● What is asked: Copy every line in the records below that contains the word "marker".

· · ·

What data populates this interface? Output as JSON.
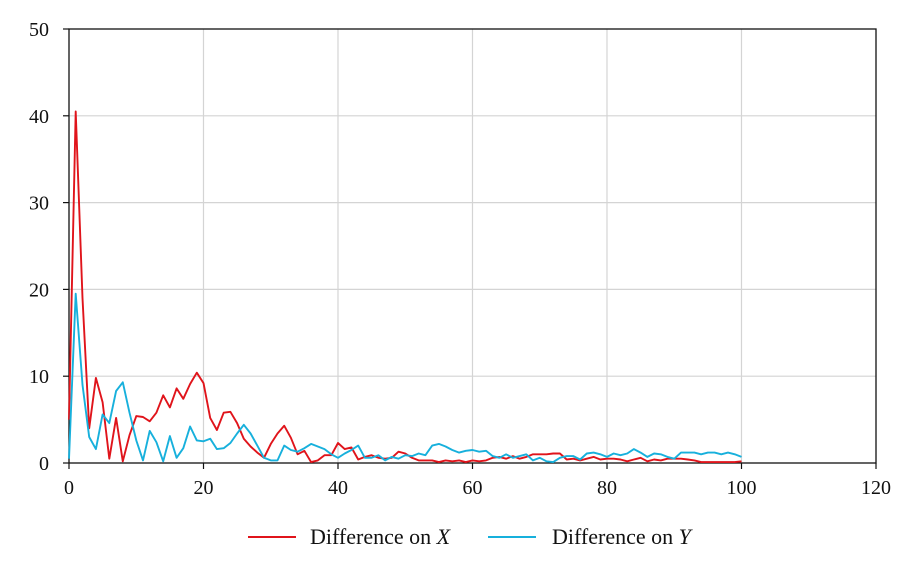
{
  "chart_data": {
    "type": "line",
    "title": "",
    "xlabel": "",
    "ylabel": "",
    "xlim": [
      0,
      120
    ],
    "ylim": [
      0,
      50
    ],
    "xticks": [
      0,
      20,
      40,
      60,
      80,
      100,
      120
    ],
    "yticks": [
      0,
      10,
      20,
      30,
      40,
      50
    ],
    "grid": true,
    "legend_position": "bottom-center",
    "x": [
      0,
      1,
      2,
      3,
      4,
      5,
      6,
      7,
      8,
      9,
      10,
      11,
      12,
      13,
      14,
      15,
      16,
      17,
      18,
      19,
      20,
      21,
      22,
      23,
      24,
      25,
      26,
      27,
      28,
      29,
      30,
      31,
      32,
      33,
      34,
      35,
      36,
      37,
      38,
      39,
      40,
      41,
      42,
      43,
      44,
      45,
      46,
      47,
      48,
      49,
      50,
      51,
      52,
      53,
      54,
      55,
      56,
      57,
      58,
      59,
      60,
      61,
      62,
      63,
      64,
      65,
      66,
      67,
      68,
      69,
      70,
      71,
      72,
      73,
      74,
      75,
      76,
      77,
      78,
      79,
      80,
      81,
      82,
      83,
      84,
      85,
      86,
      87,
      88,
      89,
      90,
      91,
      92,
      93,
      94,
      95,
      96,
      97,
      98,
      99,
      100
    ],
    "series": [
      {
        "name": "Difference on X",
        "legend_prefix": "Difference on ",
        "legend_var": "X",
        "color": "#e0141b",
        "values": [
          5,
          40.5,
          19,
          4,
          9.8,
          7,
          0.5,
          5.2,
          0.2,
          3.2,
          5.4,
          5.3,
          4.8,
          5.8,
          7.8,
          6.4,
          8.6,
          7.4,
          9.1,
          10.4,
          9.2,
          5.2,
          3.8,
          5.8,
          5.9,
          4.6,
          2.8,
          1.9,
          1.2,
          0.6,
          2.2,
          3.4,
          4.3,
          2.9,
          1.0,
          1.4,
          0.1,
          0.3,
          0.9,
          0.9,
          2.3,
          1.6,
          1.8,
          0.4,
          0.7,
          0.9,
          0.6,
          0.5,
          0.6,
          1.3,
          1.1,
          0.6,
          0.3,
          0.3,
          0.3,
          0.1,
          0.3,
          0.2,
          0.3,
          0.1,
          0.3,
          0.2,
          0.3,
          0.6,
          0.7,
          0.5,
          0.8,
          0.5,
          0.7,
          1.0,
          1.0,
          1.0,
          1.1,
          1.1,
          0.4,
          0.5,
          0.3,
          0.5,
          0.7,
          0.4,
          0.5,
          0.5,
          0.4,
          0.2,
          0.4,
          0.6,
          0.2,
          0.4,
          0.3,
          0.5,
          0.5,
          0.5,
          0.4,
          0.3,
          0.1,
          0.1,
          0.1,
          0.1,
          0.1,
          0.1,
          0.2
        ]
      },
      {
        "name": "Difference on Y",
        "legend_prefix": "Difference on ",
        "legend_var": "Y",
        "color": "#17b0dc",
        "values": [
          0.5,
          19.5,
          9,
          3,
          1.6,
          5.6,
          4.6,
          8.3,
          9.3,
          5.8,
          2.6,
          0.3,
          3.7,
          2.4,
          0.2,
          3.1,
          0.6,
          1.7,
          4.2,
          2.6,
          2.5,
          2.8,
          1.6,
          1.7,
          2.3,
          3.4,
          4.4,
          3.4,
          2.0,
          0.6,
          0.3,
          0.3,
          2.0,
          1.5,
          1.3,
          1.7,
          2.2,
          1.9,
          1.6,
          1.0,
          0.6,
          1.1,
          1.5,
          2.0,
          0.6,
          0.6,
          0.9,
          0.3,
          0.7,
          0.5,
          0.9,
          0.8,
          1.1,
          0.9,
          2.0,
          2.2,
          1.9,
          1.5,
          1.2,
          1.4,
          1.5,
          1.3,
          1.4,
          0.8,
          0.6,
          1.0,
          0.6,
          0.8,
          1.0,
          0.3,
          0.6,
          0.2,
          0.1,
          0.6,
          0.8,
          0.8,
          0.4,
          1.1,
          1.2,
          1.0,
          0.7,
          1.1,
          0.9,
          1.1,
          1.6,
          1.2,
          0.7,
          1.1,
          1.0,
          0.7,
          0.5,
          1.2,
          1.2,
          1.2,
          1.0,
          1.2,
          1.2,
          1.0,
          1.2,
          1.0,
          0.7
        ]
      }
    ]
  }
}
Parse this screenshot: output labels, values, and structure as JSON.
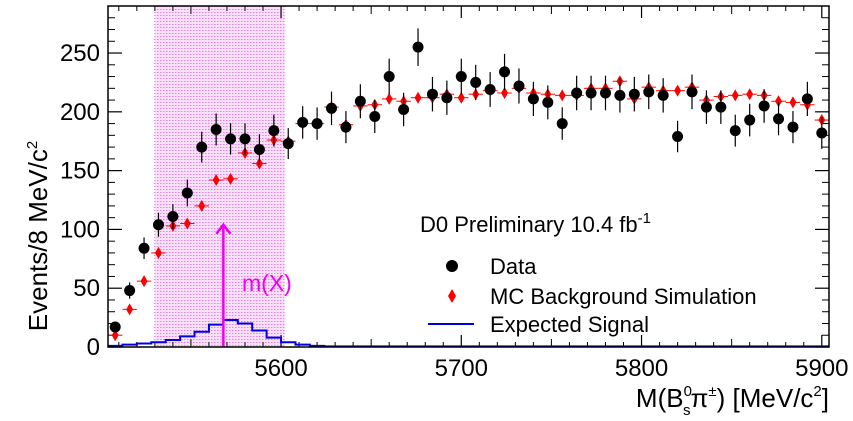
{
  "chart_data": {
    "type": "scatter",
    "xlabel": {
      "base": "M(B",
      "sup": "0",
      "sub": "s",
      "pi": "π",
      "pisup": "±",
      "unit": ") [MeV/c",
      "unitsup": "2",
      "end": "]"
    },
    "ylabel": {
      "text": "Events/8 MeV/c",
      "sup": "2"
    },
    "xlim": [
      5504,
      5904
    ],
    "ylim": [
      0,
      290
    ],
    "x_ticks": [
      5600,
      5700,
      5800,
      5900
    ],
    "y_ticks": [
      0,
      50,
      100,
      150,
      200,
      250
    ],
    "bin_width": 8,
    "annotation": {
      "main": "D0 Preliminary 10.4 fb",
      "sup": "-1"
    },
    "arrow_label": "m(X)",
    "arrow_x": 5568,
    "arrow_top": 104,
    "signal_region": {
      "x_min": 5530,
      "x_max": 5602,
      "color": "#cc00cc"
    },
    "legend_position": "center-right",
    "series": [
      {
        "name": "Data",
        "color": "#000000",
        "marker": "circle",
        "x": [
          5508,
          5516,
          5524,
          5532,
          5540,
          5548,
          5556,
          5564,
          5572,
          5580,
          5588,
          5596,
          5604,
          5612,
          5620,
          5628,
          5636,
          5644,
          5652,
          5660,
          5668,
          5676,
          5684,
          5692,
          5700,
          5708,
          5716,
          5724,
          5732,
          5740,
          5748,
          5756,
          5764,
          5772,
          5780,
          5788,
          5796,
          5804,
          5812,
          5820,
          5828,
          5836,
          5844,
          5852,
          5860,
          5868,
          5876,
          5884,
          5892,
          5900
        ],
        "y": [
          17,
          48,
          84,
          104,
          111,
          131,
          170,
          185,
          177,
          177,
          168,
          184,
          173,
          191,
          190,
          203,
          187,
          209,
          196,
          230,
          202,
          255,
          215,
          212,
          230,
          225,
          219,
          234,
          222,
          211,
          208,
          190,
          216,
          216,
          216,
          214,
          215,
          217,
          214,
          179,
          217,
          204,
          204,
          184,
          193,
          205,
          194,
          187,
          211,
          182
        ]
      },
      {
        "name": "MC Background Simulation",
        "color": "#ff0000",
        "marker": "diamond",
        "x": [
          5508,
          5516,
          5524,
          5532,
          5540,
          5548,
          5556,
          5564,
          5572,
          5580,
          5588,
          5596,
          5604,
          5612,
          5620,
          5628,
          5636,
          5644,
          5652,
          5660,
          5668,
          5676,
          5684,
          5692,
          5700,
          5708,
          5716,
          5724,
          5732,
          5740,
          5748,
          5756,
          5764,
          5772,
          5780,
          5788,
          5796,
          5804,
          5812,
          5820,
          5828,
          5836,
          5844,
          5852,
          5860,
          5868,
          5876,
          5884,
          5892,
          5900
        ],
        "y": [
          10,
          32,
          56,
          80,
          103,
          105,
          120,
          142,
          143,
          165,
          156,
          176,
          175,
          190,
          190,
          204,
          189,
          205,
          206,
          211,
          209,
          212,
          212,
          215,
          212,
          215,
          218,
          216,
          220,
          216,
          215,
          214,
          214,
          220,
          220,
          226,
          211,
          221,
          218,
          218,
          221,
          210,
          213,
          214,
          215,
          214,
          209,
          208,
          206,
          193
        ]
      },
      {
        "name": "Expected Signal",
        "color": "#0000dd",
        "marker": "line",
        "x": [
          5504,
          5512,
          5520,
          5528,
          5536,
          5544,
          5552,
          5560,
          5568,
          5576,
          5584,
          5592,
          5600,
          5608,
          5616,
          5624,
          5904
        ],
        "y": [
          1,
          2,
          3,
          4,
          6,
          9,
          13,
          19,
          23,
          20,
          14,
          8,
          4,
          2,
          1,
          0.5,
          0.5
        ]
      }
    ]
  }
}
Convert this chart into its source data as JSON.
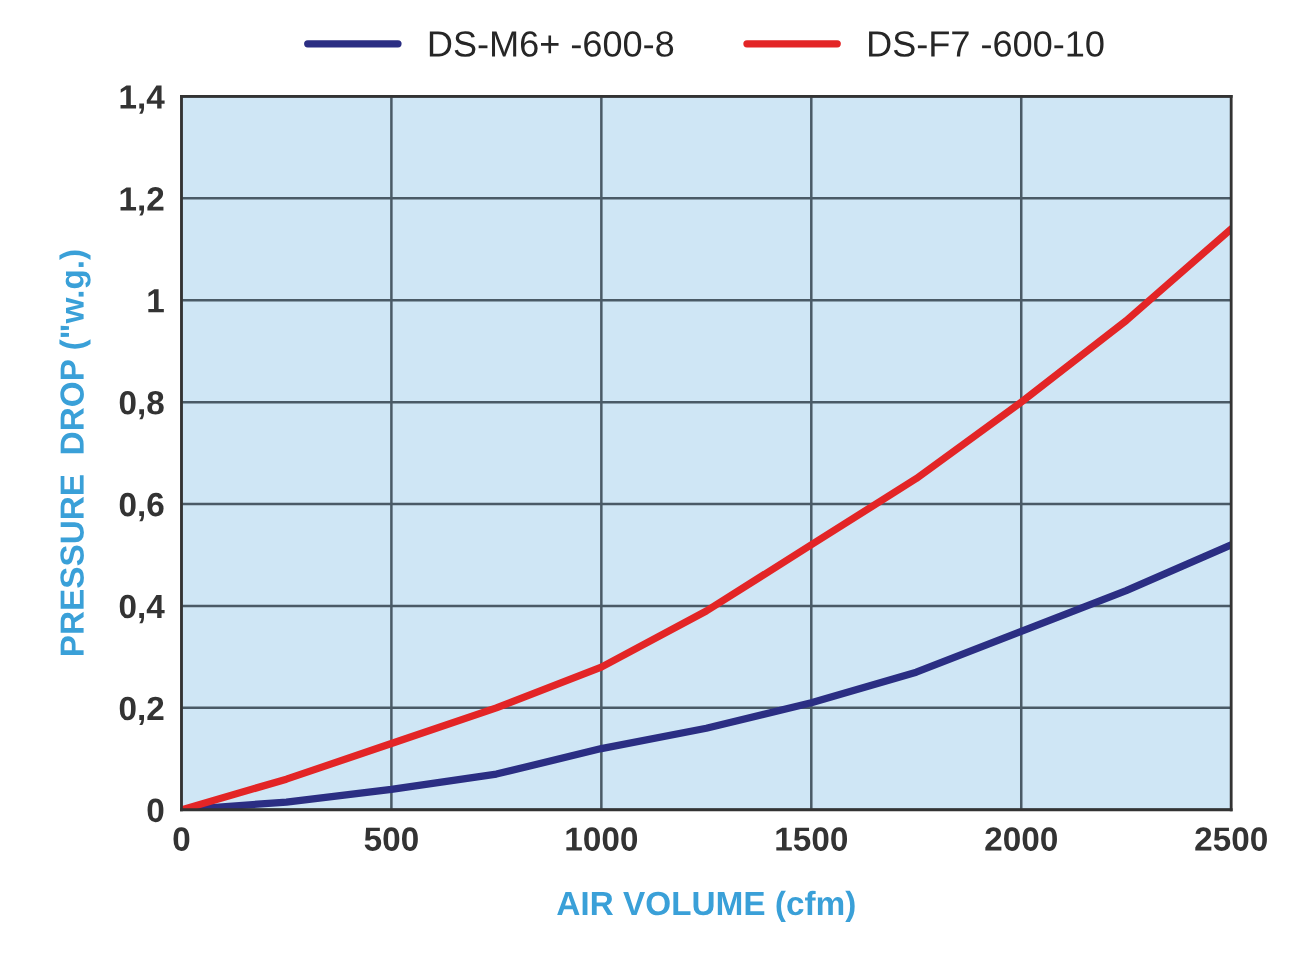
{
  "chart_data": {
    "type": "line",
    "xlabel": "AIR VOLUME (cfm)",
    "ylabel": "PRESSURE  DROP (\"w.g.)",
    "x": [
      0,
      250,
      500,
      750,
      1000,
      1250,
      1500,
      1750,
      2000,
      2250,
      2500
    ],
    "series": [
      {
        "name": "DS-M6+ -600-8",
        "color": "#2b2e83",
        "values": [
          0,
          0.015,
          0.04,
          0.07,
          0.12,
          0.16,
          0.21,
          0.27,
          0.35,
          0.43,
          0.52
        ]
      },
      {
        "name": "DS-F7 -600-10",
        "color": "#e32526",
        "values": [
          0,
          0.06,
          0.13,
          0.2,
          0.28,
          0.39,
          0.52,
          0.65,
          0.8,
          0.96,
          1.14
        ]
      }
    ],
    "xlim": [
      0,
      2500
    ],
    "xticks": [
      0,
      500,
      1000,
      1500,
      2000,
      2500
    ],
    "ylim": [
      0,
      1.4
    ],
    "yticks": [
      0,
      {
        "value": 0.2,
        "label": "0,2"
      },
      {
        "value": 0.4,
        "label": "0,4"
      },
      {
        "value": 0.6,
        "label": "0,6"
      },
      {
        "value": 0.8,
        "label": "0,8"
      },
      1,
      {
        "value": 1.2,
        "label": "1,2"
      },
      {
        "value": 1.4,
        "label": "1,4"
      }
    ],
    "grid": true,
    "legend": "top",
    "marker": "none",
    "line_style": "solid"
  }
}
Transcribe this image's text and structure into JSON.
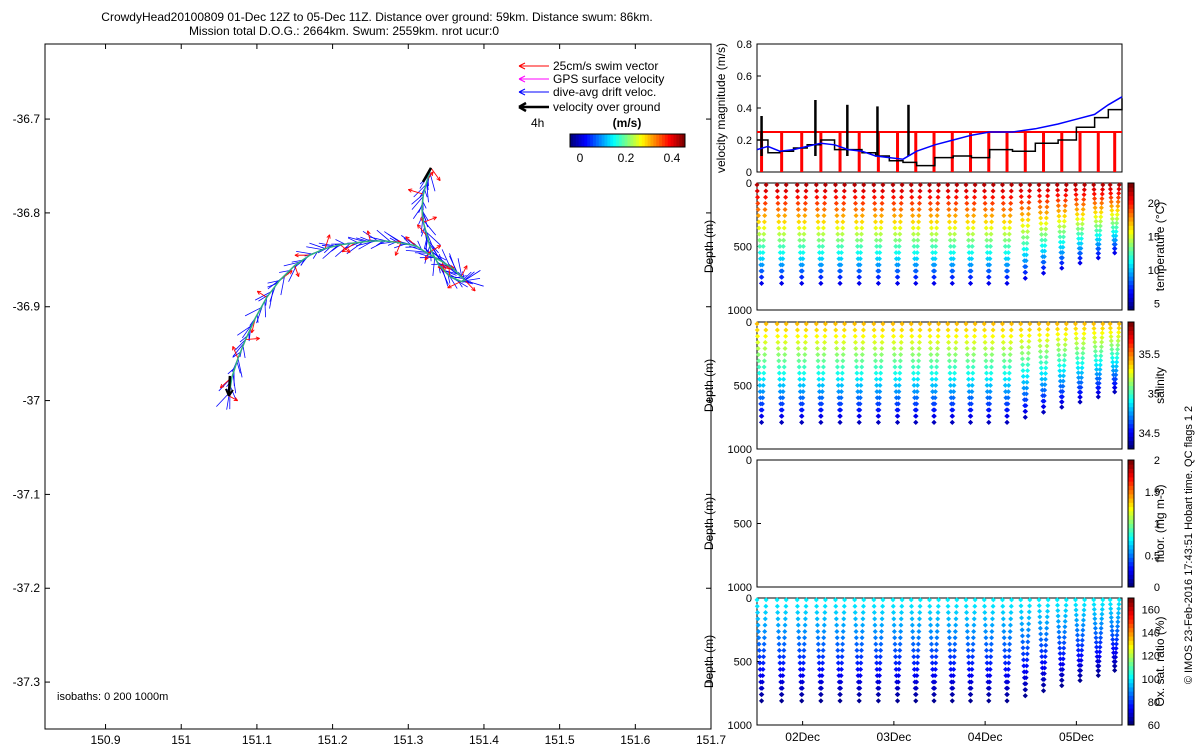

· · ·

● Output for this exercise:
        "marker": "circle",
        "marker": "diamond",
        "marker": "line",
    "marker": "none",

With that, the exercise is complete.